What the task asks: Report every line in the entries below that contains the string "ground". Matching is case-sensitive.

Data listing:
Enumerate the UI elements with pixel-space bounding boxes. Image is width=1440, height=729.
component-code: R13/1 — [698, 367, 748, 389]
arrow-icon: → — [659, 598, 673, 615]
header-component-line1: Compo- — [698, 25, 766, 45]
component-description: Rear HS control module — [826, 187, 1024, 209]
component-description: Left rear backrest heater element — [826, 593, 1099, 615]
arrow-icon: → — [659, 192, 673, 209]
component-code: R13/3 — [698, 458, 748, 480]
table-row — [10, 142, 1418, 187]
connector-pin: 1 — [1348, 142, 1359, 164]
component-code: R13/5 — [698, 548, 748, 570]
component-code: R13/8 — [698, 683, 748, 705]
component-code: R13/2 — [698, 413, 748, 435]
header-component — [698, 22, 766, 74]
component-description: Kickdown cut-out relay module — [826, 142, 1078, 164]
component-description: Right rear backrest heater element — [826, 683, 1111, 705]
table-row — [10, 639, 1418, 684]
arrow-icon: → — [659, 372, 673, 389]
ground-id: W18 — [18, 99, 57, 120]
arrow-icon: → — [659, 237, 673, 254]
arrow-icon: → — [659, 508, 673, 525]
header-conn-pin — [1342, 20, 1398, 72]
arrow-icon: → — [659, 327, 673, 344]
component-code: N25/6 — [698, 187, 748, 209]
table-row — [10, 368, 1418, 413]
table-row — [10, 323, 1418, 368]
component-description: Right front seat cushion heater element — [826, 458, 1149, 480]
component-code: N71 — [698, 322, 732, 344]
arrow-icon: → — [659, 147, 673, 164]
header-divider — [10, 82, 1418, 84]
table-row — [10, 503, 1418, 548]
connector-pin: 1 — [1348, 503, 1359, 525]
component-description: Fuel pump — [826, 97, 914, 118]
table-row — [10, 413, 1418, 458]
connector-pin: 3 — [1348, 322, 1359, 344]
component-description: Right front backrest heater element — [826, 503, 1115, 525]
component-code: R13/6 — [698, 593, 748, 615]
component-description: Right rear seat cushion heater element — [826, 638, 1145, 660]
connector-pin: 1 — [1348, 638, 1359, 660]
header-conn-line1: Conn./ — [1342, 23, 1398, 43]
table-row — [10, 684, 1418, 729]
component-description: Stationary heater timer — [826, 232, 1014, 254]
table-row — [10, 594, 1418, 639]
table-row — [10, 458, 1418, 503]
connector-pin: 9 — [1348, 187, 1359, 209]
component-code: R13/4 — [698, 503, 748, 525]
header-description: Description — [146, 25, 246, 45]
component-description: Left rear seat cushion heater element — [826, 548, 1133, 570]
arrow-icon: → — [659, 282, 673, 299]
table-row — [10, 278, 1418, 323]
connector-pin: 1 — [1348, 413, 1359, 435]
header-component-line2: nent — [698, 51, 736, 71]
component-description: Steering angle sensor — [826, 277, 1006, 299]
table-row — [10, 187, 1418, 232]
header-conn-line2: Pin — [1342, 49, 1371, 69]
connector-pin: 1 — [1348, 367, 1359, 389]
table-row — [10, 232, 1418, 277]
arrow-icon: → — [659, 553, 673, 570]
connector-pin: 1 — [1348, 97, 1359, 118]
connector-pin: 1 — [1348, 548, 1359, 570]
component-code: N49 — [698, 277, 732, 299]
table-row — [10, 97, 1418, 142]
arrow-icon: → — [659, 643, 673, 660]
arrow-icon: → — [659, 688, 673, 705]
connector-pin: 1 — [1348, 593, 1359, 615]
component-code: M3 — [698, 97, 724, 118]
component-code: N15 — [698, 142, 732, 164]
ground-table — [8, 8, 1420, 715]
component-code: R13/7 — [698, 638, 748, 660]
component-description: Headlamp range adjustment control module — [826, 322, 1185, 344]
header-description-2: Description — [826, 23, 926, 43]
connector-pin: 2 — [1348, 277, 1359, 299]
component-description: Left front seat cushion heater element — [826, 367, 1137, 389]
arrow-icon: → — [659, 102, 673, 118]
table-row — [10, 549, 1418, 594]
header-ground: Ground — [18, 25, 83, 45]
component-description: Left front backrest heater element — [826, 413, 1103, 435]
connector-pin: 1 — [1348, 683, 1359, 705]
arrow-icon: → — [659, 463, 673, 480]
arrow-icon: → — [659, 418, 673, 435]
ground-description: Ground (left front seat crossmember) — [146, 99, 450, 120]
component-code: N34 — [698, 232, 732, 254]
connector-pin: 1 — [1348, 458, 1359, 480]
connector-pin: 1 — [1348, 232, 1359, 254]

Task solution:
ground-id: W18 — [18, 99, 57, 120]
ground-table — [8, 8, 1420, 715]
header-ground: Ground — [18, 25, 83, 45]
ground-description: Ground (left front seat crossmember) — [146, 99, 450, 120]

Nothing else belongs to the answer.